| Given task |
Make an exact copy of the entries below with the pictures removed.

··· Records shown

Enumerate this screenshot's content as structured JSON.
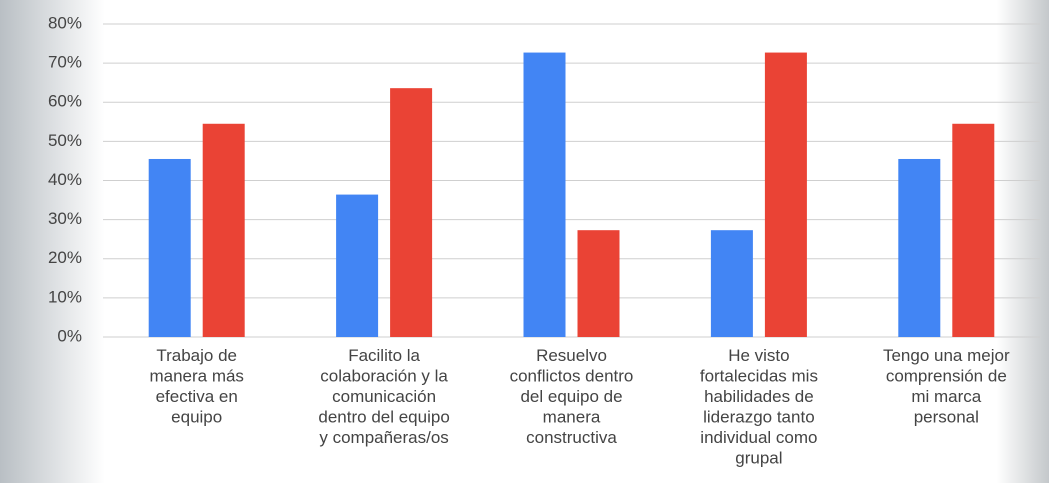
{
  "chart_data": {
    "type": "bar",
    "categories": [
      "Trabajo de\nmanera más\nefectiva en\nequipo",
      "Facilito la\ncolaboración y la\ncomunicación\ndentro del equipo\ny compañeras/os",
      "Resuelvo\nconflictos dentro\ndel equipo de\nmanera\nconstructiva",
      "He visto\nfortalecidas mis\nhabilidades de\nliderazgo tanto\nindividual como\ngrupal",
      "Tengo una mejor\ncomprensión de\nmi marca\npersonal"
    ],
    "series": [
      {
        "color": "#4285f4",
        "values": [
          45.5,
          36.4,
          72.7,
          27.3,
          45.5
        ]
      },
      {
        "color": "#ea4335",
        "values": [
          54.5,
          63.6,
          27.3,
          72.7,
          54.5
        ]
      }
    ],
    "ylim": [
      0,
      80
    ],
    "yticks": [
      {
        "value": 0,
        "label": "0%"
      },
      {
        "value": 10,
        "label": "10%"
      },
      {
        "value": 20,
        "label": "20%"
      },
      {
        "value": 30,
        "label": "30%"
      },
      {
        "value": 40,
        "label": "40%"
      },
      {
        "value": 50,
        "label": "50%"
      },
      {
        "value": 60,
        "label": "60%"
      },
      {
        "value": 70,
        "label": "70%"
      },
      {
        "value": 80,
        "label": "80%"
      }
    ],
    "grid": true
  }
}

······

| Expected answer |
Enumerate this screenshot's content as structured JSON.
{
  "chart_data": {
    "type": "bar",
    "categories": [
      "Trabajo de\nmanera más\nefectiva en\nequipo",
      "Facilito la\ncolaboración y la\ncomunicación\ndentro del equipo\ny compañeras/os",
      "Resuelvo\nconflictos dentro\ndel equipo de\nmanera\nconstructiva",
      "He visto\nfortalecidas mis\nhabilidades de\nliderazgo tanto\nindividual como\ngrupal",
      "Tengo una mejor\ncomprensión de\nmi marca\npersonal"
    ],
    "series": [
      {
        "color": "#4285f4",
        "values": [
          45.5,
          36.4,
          72.7,
          27.3,
          45.5
        ]
      },
      {
        "color": "#ea4335",
        "values": [
          54.5,
          63.6,
          27.3,
          72.7,
          54.5
        ]
      }
    ],
    "ylim": [
      0,
      80
    ],
    "yticks": [
      {
        "value": 0,
        "label": "0%"
      },
      {
        "value": 10,
        "label": "10%"
      },
      {
        "value": 20,
        "label": "20%"
      },
      {
        "value": 30,
        "label": "30%"
      },
      {
        "value": 40,
        "label": "40%"
      },
      {
        "value": 50,
        "label": "50%"
      },
      {
        "value": 60,
        "label": "60%"
      },
      {
        "value": 70,
        "label": "70%"
      },
      {
        "value": 80,
        "label": "80%"
      }
    ],
    "grid": true
  }
}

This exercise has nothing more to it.